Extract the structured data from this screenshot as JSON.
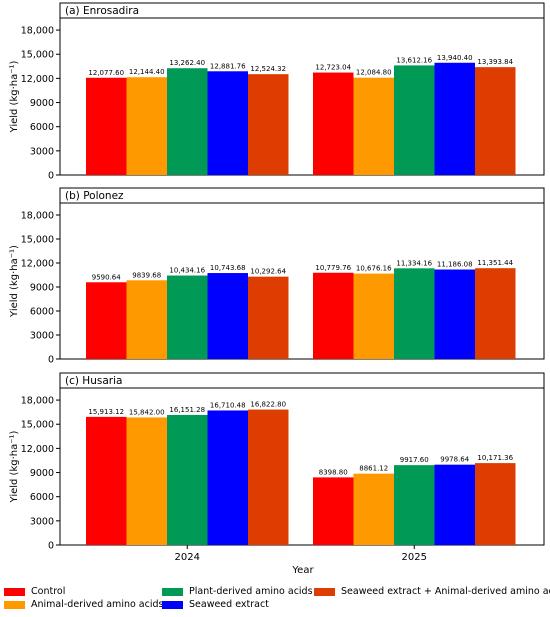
{
  "chart_data": {
    "type": "bar",
    "ylabel": "Yield (kg·ha⁻¹)",
    "xlabel": "Year",
    "categories": [
      "2024",
      "2025"
    ],
    "ylim": [
      0,
      19500
    ],
    "yticks": [
      "0",
      "3000",
      "6000",
      "9000",
      "12,000",
      "15,000",
      "18,000"
    ],
    "ytick_values": [
      0,
      3000,
      6000,
      9000,
      12000,
      15000,
      18000
    ],
    "colors": [
      "#ff0000",
      "#ff9900",
      "#009955",
      "#0000ff",
      "#dd3d00"
    ],
    "panels": [
      {
        "title": "(a) Enrosadira",
        "series": [
          {
            "name": "Control",
            "values": [
              12077.6,
              12723.04
            ],
            "labels": [
              "12,077.60",
              "12,723.04"
            ]
          },
          {
            "name": "Animal-derived amino acids",
            "values": [
              12144.4,
              12084.8
            ],
            "labels": [
              "12,144.40",
              "12,084.80"
            ]
          },
          {
            "name": "Plant-derived amino acids",
            "values": [
              13262.4,
              13612.16
            ],
            "labels": [
              "13,262.40",
              "13,612.16"
            ]
          },
          {
            "name": "Seaweed extract",
            "values": [
              12881.76,
              13940.4
            ],
            "labels": [
              "12,881.76",
              "13,940.40"
            ]
          },
          {
            "name": "Seaweed extract + Animal-derived amino acids",
            "values": [
              12524.32,
              13393.84
            ],
            "labels": [
              "12,524.32",
              "13,393.84"
            ]
          }
        ]
      },
      {
        "title": "(b) Polonez",
        "series": [
          {
            "name": "Control",
            "values": [
              9590.64,
              10779.76
            ],
            "labels": [
              "9590.64",
              "10,779.76"
            ]
          },
          {
            "name": "Animal-derived amino acids",
            "values": [
              9839.68,
              10676.16
            ],
            "labels": [
              "9839.68",
              "10,676.16"
            ]
          },
          {
            "name": "Plant-derived amino acids",
            "values": [
              10434.16,
              11334.16
            ],
            "labels": [
              "10,434.16",
              "11,334.16"
            ]
          },
          {
            "name": "Seaweed extract",
            "values": [
              10743.68,
              11186.08
            ],
            "labels": [
              "10,743.68",
              "11,186.08"
            ]
          },
          {
            "name": "Seaweed extract + Animal-derived amino acids",
            "values": [
              10292.64,
              11351.44
            ],
            "labels": [
              "10,292.64",
              "11,351.44"
            ]
          }
        ]
      },
      {
        "title": "(c) Husaria",
        "series": [
          {
            "name": "Control",
            "values": [
              15913.12,
              8398.8
            ],
            "labels": [
              "15,913.12",
              "8398.80"
            ]
          },
          {
            "name": "Animal-derived amino acids",
            "values": [
              15842.0,
              8861.12
            ],
            "labels": [
              "15,842.00",
              "8861.12"
            ]
          },
          {
            "name": "Plant-derived amino acids",
            "values": [
              16151.28,
              9917.6
            ],
            "labels": [
              "16,151.28",
              "9917.60"
            ]
          },
          {
            "name": "Seaweed extract",
            "values": [
              16710.48,
              9978.64
            ],
            "labels": [
              "16,710.48",
              "9978.64"
            ]
          },
          {
            "name": "Seaweed extract + Animal-derived amino acids",
            "values": [
              16822.8,
              10171.36
            ],
            "labels": [
              "16,822.80",
              "10,171.36"
            ]
          }
        ]
      }
    ],
    "legend": {
      "placement": "bottom",
      "items": [
        {
          "label": "Control",
          "color": "#ff0000"
        },
        {
          "label": "Animal-derived amino acids",
          "color": "#ff9900"
        },
        {
          "label": "Plant-derived amino acids",
          "color": "#009955"
        },
        {
          "label": "Seaweed extract",
          "color": "#0000ff"
        },
        {
          "label": "Seaweed extract + Animal-derived amino acids",
          "color": "#dd3d00"
        }
      ]
    }
  }
}
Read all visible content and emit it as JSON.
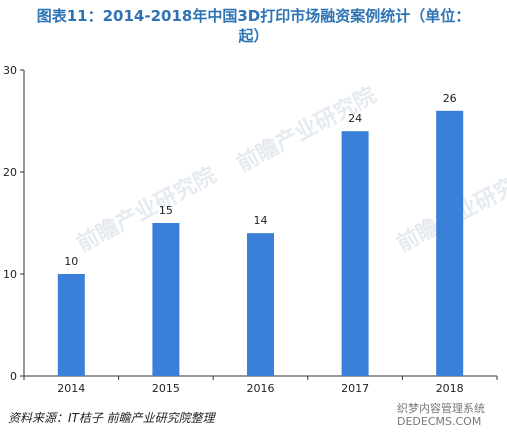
{
  "chart_data": {
    "type": "bar",
    "title": "图表11：2014-2018年中国3D打印市场融资案例统计（单位：起）",
    "categories": [
      "2014",
      "2015",
      "2016",
      "2017",
      "2018"
    ],
    "values": [
      10,
      15,
      14,
      24,
      26
    ],
    "data_labels": [
      "10",
      "15",
      "14",
      "24",
      "26"
    ],
    "ylim": [
      0,
      30
    ],
    "yticks": [
      0,
      10,
      20,
      30
    ],
    "grid": false,
    "bar_color": "#3a7fd8"
  },
  "title_line1": "图表11：2014-2018年中国3D打印市场融资案例统计（单位：",
  "title_line2": "起）",
  "source": "资料来源：IT桔子 前瞻产业研究院整理",
  "watermark": "前瞻产业研究院",
  "corner_line1": "织梦内容管理系统",
  "corner_line2": "DEDECMS.COM"
}
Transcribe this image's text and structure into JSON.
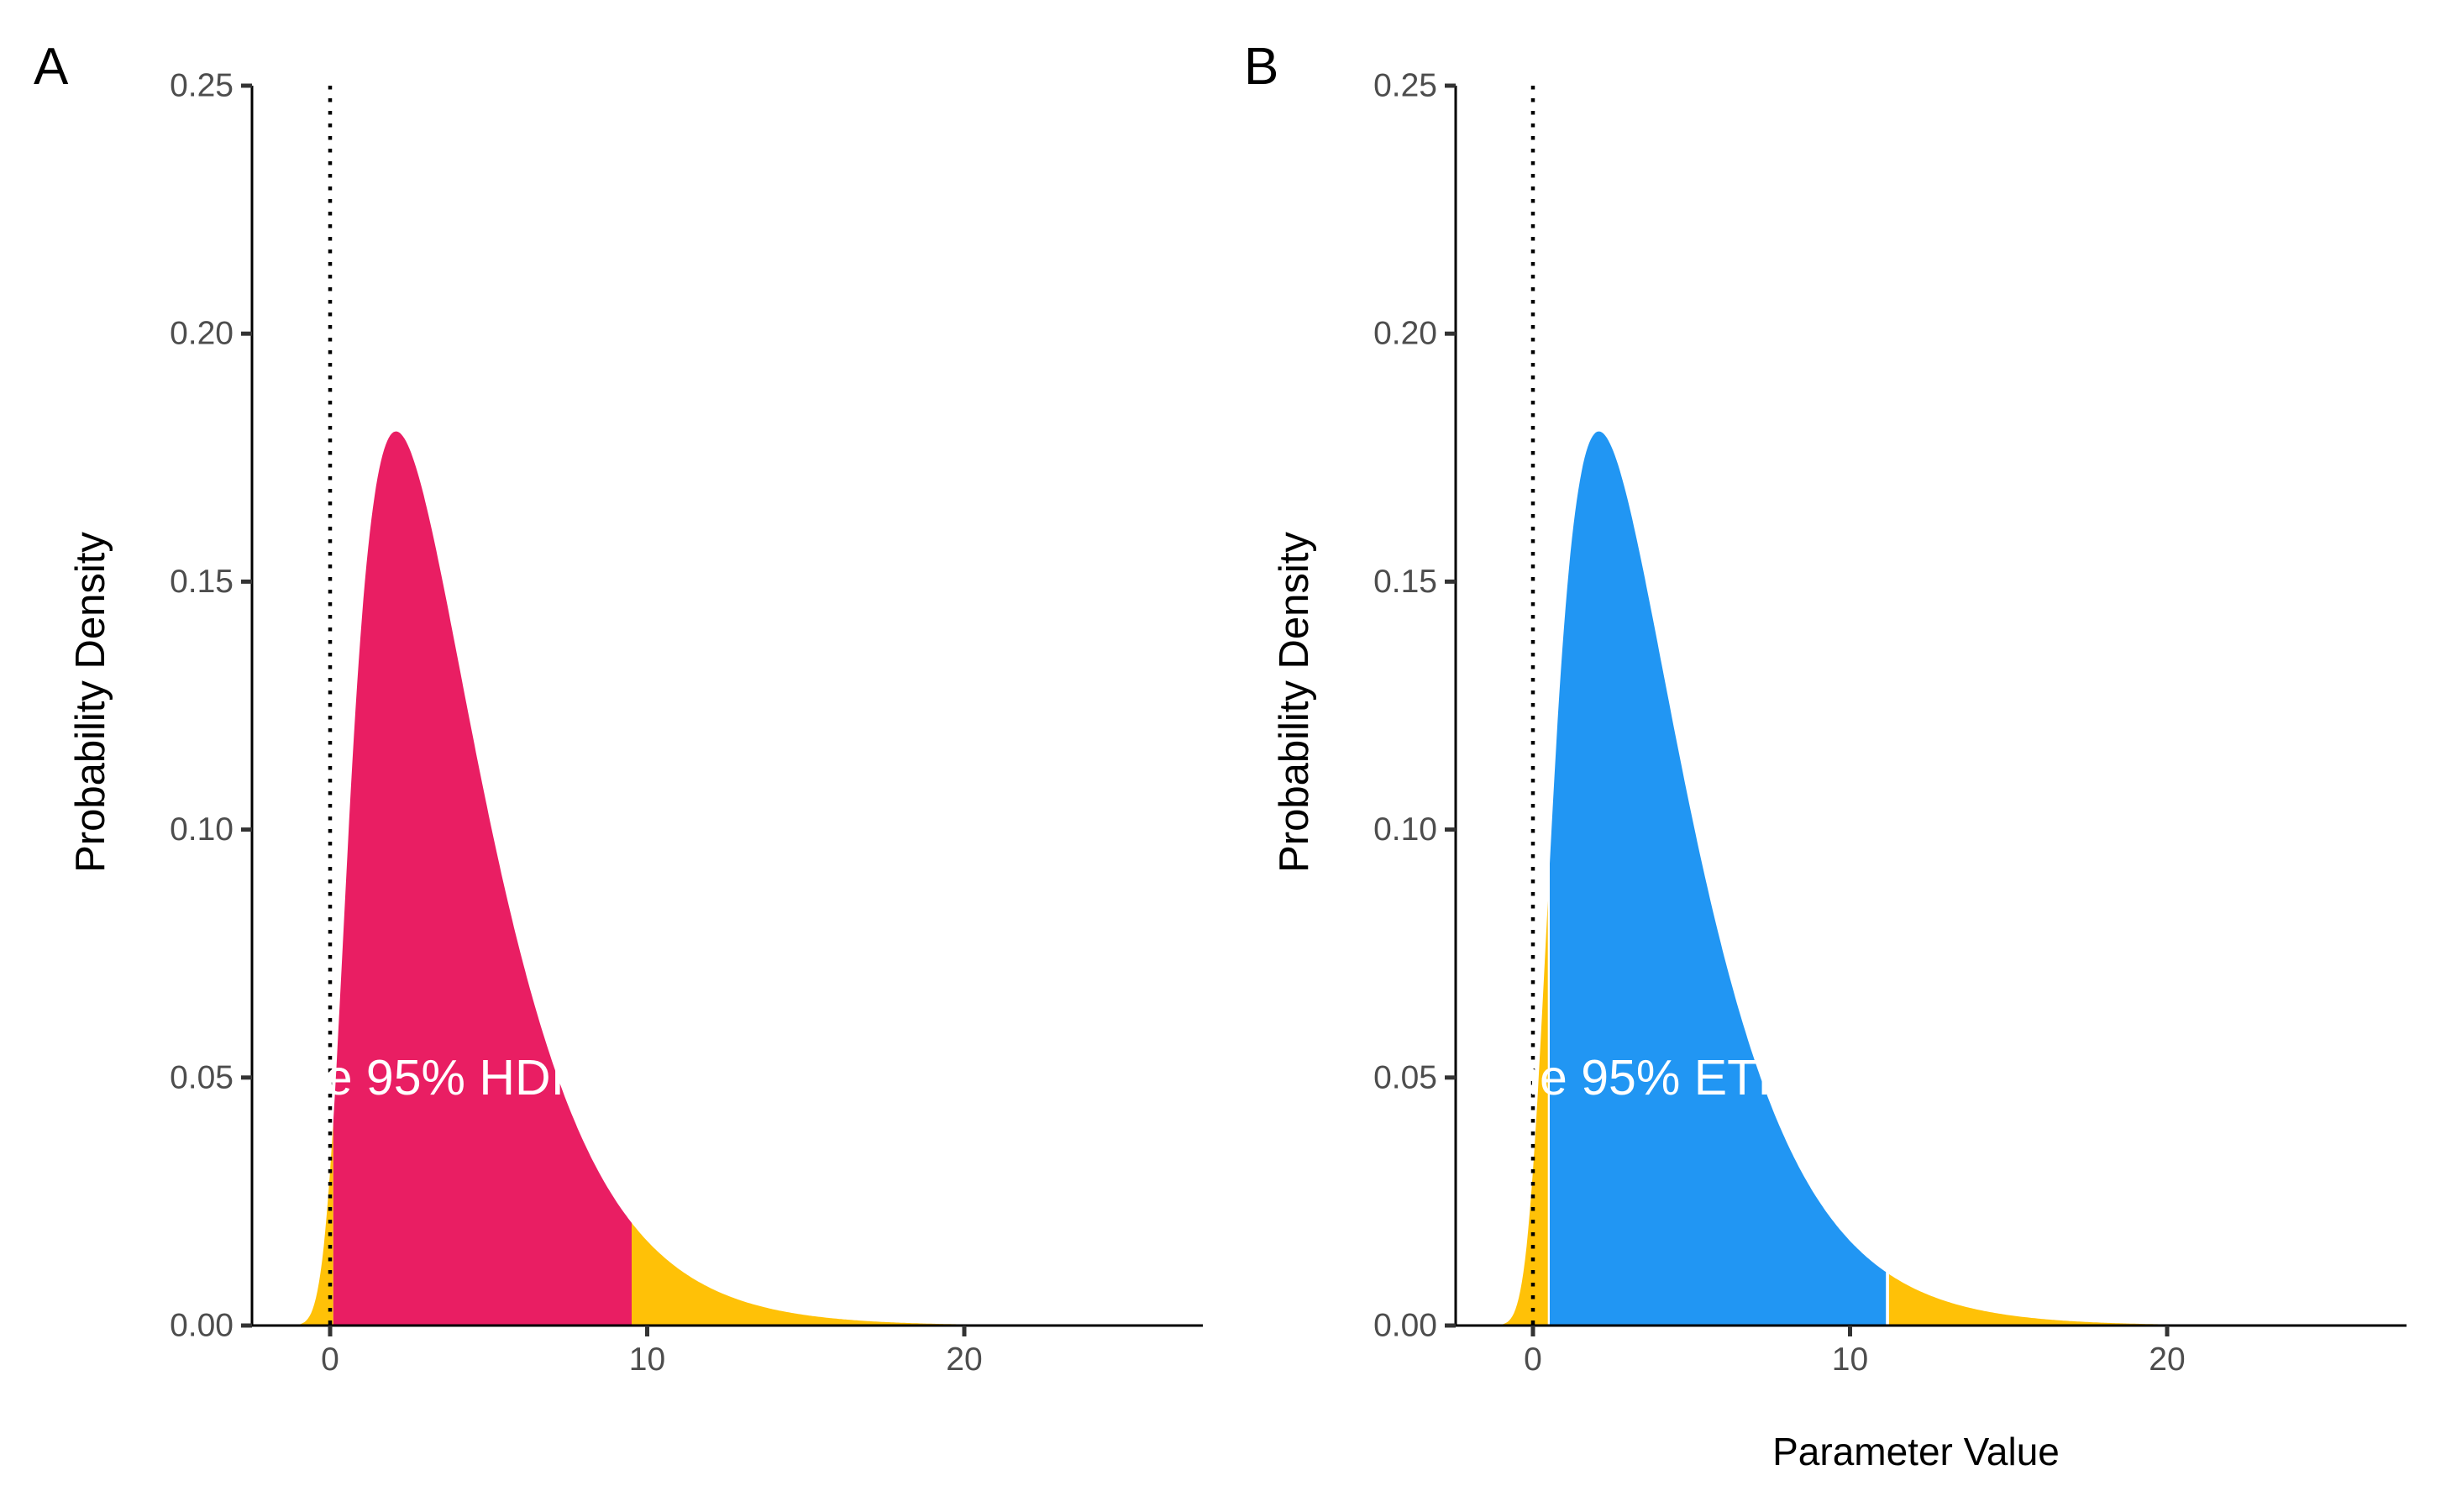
{
  "figure": {
    "background_color": "#FFFFFF",
    "description": "Two density plots comparing the 95% HDI and the 95% ETI of a right-skewed posterior distribution"
  },
  "chart_data": [
    {
      "type": "area",
      "tag": "A",
      "xlabel": "",
      "ylabel": "Probability Density",
      "xlim": [
        -2.46,
        27.5
      ],
      "ylim": [
        0,
        0.25
      ],
      "grid": false,
      "x_ticks": [
        0,
        10,
        20
      ],
      "y_ticks": [
        "0.00",
        "0.05",
        "0.10",
        "0.15",
        "0.20",
        "0.25"
      ],
      "density": {
        "family": "gamma",
        "shape": 2,
        "scale": 2,
        "kde_bandwidth": 0.4,
        "peak_x": 2,
        "peak_y": 0.18
      },
      "interval_label": "95% HDI",
      "interval": [
        0.1,
        9.51
      ],
      "interval_color": "#E91E63",
      "tail_color": "#FFC107",
      "segment_gap_lower": 0,
      "segment_gap_upper": 0,
      "reference_line_x": 0,
      "annotation": {
        "text": "The 95% HDI",
        "x": 2.7,
        "y": 0.05,
        "color": "#FFFFFF"
      },
      "curve_points": {
        "x": [
          -1.0,
          -0.5,
          0,
          0.5,
          1,
          1.5,
          2,
          2.5,
          3,
          4,
          5,
          6,
          7,
          8,
          9,
          9.5,
          10,
          11,
          12,
          14,
          16,
          18,
          20
        ],
        "y": [
          0.001,
          0.007,
          0.04,
          0.098,
          0.152,
          0.172,
          0.18,
          0.176,
          0.167,
          0.135,
          0.103,
          0.075,
          0.053,
          0.037,
          0.025,
          0.021,
          0.017,
          0.011,
          0.007,
          0.003,
          0.001,
          0.0006,
          0.0002
        ]
      }
    },
    {
      "type": "area",
      "tag": "B",
      "xlabel": "Parameter Value",
      "ylabel": "Probability Density",
      "xlim": [
        -2.46,
        27.5
      ],
      "ylim": [
        0,
        0.25
      ],
      "grid": false,
      "x_ticks": [
        0,
        10,
        20
      ],
      "y_ticks": [
        "0.00",
        "0.05",
        "0.10",
        "0.15",
        "0.20",
        "0.25"
      ],
      "density": {
        "family": "gamma",
        "shape": 2,
        "scale": 2,
        "kde_bandwidth": 0.4,
        "peak_x": 2,
        "peak_y": 0.18
      },
      "interval_label": "95% ETI",
      "interval": [
        0.53,
        11.13
      ],
      "interval_color": "#2196F3",
      "tail_color": "#FFC107",
      "segment_gap_lower": 0.06,
      "segment_gap_upper": 0.1,
      "reference_line_x": 0,
      "annotation": {
        "text": "The 95% ETI",
        "x": 2.95,
        "y": 0.05,
        "color": "#FFFFFF"
      },
      "curve_points": {
        "x": [
          -1.0,
          -0.5,
          0,
          0.5,
          1,
          1.5,
          2,
          2.5,
          3,
          4,
          5,
          6,
          7,
          8,
          9,
          10,
          11,
          11.1,
          12,
          14,
          16,
          18,
          20
        ],
        "y": [
          0.001,
          0.007,
          0.04,
          0.098,
          0.152,
          0.172,
          0.18,
          0.176,
          0.167,
          0.135,
          0.103,
          0.075,
          0.053,
          0.037,
          0.025,
          0.017,
          0.011,
          0.011,
          0.007,
          0.003,
          0.001,
          0.0006,
          0.0002
        ]
      }
    }
  ]
}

★ ★ ★ ★

OBJECTIVE:
Search the data for the word "this" and copy each line where it appears.

ANSWER TO THE PROBLEM:
Extract the structured data from this screenshot as JSON.
Transcribe this image's text and structure into JSON.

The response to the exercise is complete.